So I booked a flight Thursday night at 10pm and landed in Spokane at noon on Friday. I'm afraid I made my boss uncomfortable. People start stammering when you tell them your Grandma is dying. I told him cheerfully that I recognized the irony of skipping Data Purgatory Day (when we all wear black and work on the old and dying incidents) to go watch my Grandma die instead. I told him I'm back to work on Wednesday dead or alive, and please tell my coworkers the basic facts so they don't think my sister was hit by a car or something.
And now I'm here. I sat with her all day yesterday. She's skinny. All her anatomy is showing, and it's beautiful. When I brush her hair, it's a white and grey cloud, just amazing looking. She doesn't look like my Grandma at all (Grandma had a very full face), but the woman that she looks like is remarkable, with fine bone structure and a nice smile.
There are flushed patches on her cheeks and temples. Her lips are bright pink. I can see all the bones and tendons in her hands. When she sits up (with full assist), her feet instantly turn a dark red. That thing in movies that vampires do when you kill them, the sudden withering to a desert mummy? It's not a movie thing. She's doing it in slow motion.

* _Document layout analysis data_:

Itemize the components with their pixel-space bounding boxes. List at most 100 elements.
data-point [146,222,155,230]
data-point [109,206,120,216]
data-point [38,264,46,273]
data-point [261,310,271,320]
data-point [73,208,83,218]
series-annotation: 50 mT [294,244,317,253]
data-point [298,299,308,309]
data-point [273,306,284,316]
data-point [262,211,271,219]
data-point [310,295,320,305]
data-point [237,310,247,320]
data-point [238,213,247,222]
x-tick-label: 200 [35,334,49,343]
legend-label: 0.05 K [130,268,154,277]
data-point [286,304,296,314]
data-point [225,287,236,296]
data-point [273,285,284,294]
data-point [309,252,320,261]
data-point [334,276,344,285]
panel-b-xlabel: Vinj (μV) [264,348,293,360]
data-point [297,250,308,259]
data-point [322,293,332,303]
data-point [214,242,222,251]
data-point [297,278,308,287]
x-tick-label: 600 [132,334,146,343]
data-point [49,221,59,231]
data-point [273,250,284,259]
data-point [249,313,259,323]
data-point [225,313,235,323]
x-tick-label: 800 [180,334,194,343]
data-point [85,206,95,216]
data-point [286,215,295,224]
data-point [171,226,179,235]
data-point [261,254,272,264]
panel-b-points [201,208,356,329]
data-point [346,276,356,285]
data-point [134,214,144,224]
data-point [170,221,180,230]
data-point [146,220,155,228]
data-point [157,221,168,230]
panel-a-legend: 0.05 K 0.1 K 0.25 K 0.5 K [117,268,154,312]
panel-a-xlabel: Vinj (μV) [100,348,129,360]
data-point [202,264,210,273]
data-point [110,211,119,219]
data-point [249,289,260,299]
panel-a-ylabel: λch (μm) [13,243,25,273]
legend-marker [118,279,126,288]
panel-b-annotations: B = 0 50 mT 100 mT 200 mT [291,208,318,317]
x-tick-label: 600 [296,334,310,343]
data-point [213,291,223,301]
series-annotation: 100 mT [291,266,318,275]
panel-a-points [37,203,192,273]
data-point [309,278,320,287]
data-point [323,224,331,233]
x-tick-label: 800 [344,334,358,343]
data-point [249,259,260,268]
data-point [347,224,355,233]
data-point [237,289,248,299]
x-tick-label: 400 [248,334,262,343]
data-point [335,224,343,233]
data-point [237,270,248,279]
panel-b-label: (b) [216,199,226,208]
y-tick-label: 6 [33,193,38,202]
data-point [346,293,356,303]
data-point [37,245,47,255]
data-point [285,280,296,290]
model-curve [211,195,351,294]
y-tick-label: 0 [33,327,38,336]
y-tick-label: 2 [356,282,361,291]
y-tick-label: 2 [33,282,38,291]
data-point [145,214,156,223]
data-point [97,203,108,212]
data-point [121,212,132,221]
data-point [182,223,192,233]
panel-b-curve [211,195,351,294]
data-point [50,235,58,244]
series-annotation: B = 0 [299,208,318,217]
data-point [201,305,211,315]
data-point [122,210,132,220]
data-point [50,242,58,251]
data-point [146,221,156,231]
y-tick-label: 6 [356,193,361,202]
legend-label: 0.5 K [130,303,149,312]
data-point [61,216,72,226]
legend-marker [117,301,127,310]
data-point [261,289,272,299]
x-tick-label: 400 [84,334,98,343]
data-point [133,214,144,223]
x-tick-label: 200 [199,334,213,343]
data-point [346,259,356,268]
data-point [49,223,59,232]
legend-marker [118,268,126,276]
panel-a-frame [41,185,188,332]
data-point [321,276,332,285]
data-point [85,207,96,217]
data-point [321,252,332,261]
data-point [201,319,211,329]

* _Study questions_:
A - Answer each question from the passage about visiting the dying grandmother:
(i) At what time did the flight land in Spokane?
(ii) What color do the grandmother's feet turn when she sits up?
(iii) On which day does the writer promise to be back at work?
B - Extend the passage about visiting the dying grandmother with a paragraph that follows on from its final sentence.
None of the entries are needed for this work.

* _Answers to the problems_:
A -
(i) At noon on Friday.
(ii) A dark red.
(iii) Wednesday.

B -
And somehow it's extraordinarily beautiful.
( Conversations with the dying. )
It's strange seeing all my consent training play out here. "Do you want your drugs? You don't have to take them, but they might help your stomach."
She keeps picking at her oxygen. "I'll take that off if you want, but it's more uncomfortable for you to breathe if I take it off. Do you want me to take it off? Oop, you've pulled it out there. That'll make it harder to breathe. Do you want me to put it back in?" Slow nod. "Okay, here we go."
Over and over. Another sip of water. Another long quiet. I read my book. I'm glad I'm here.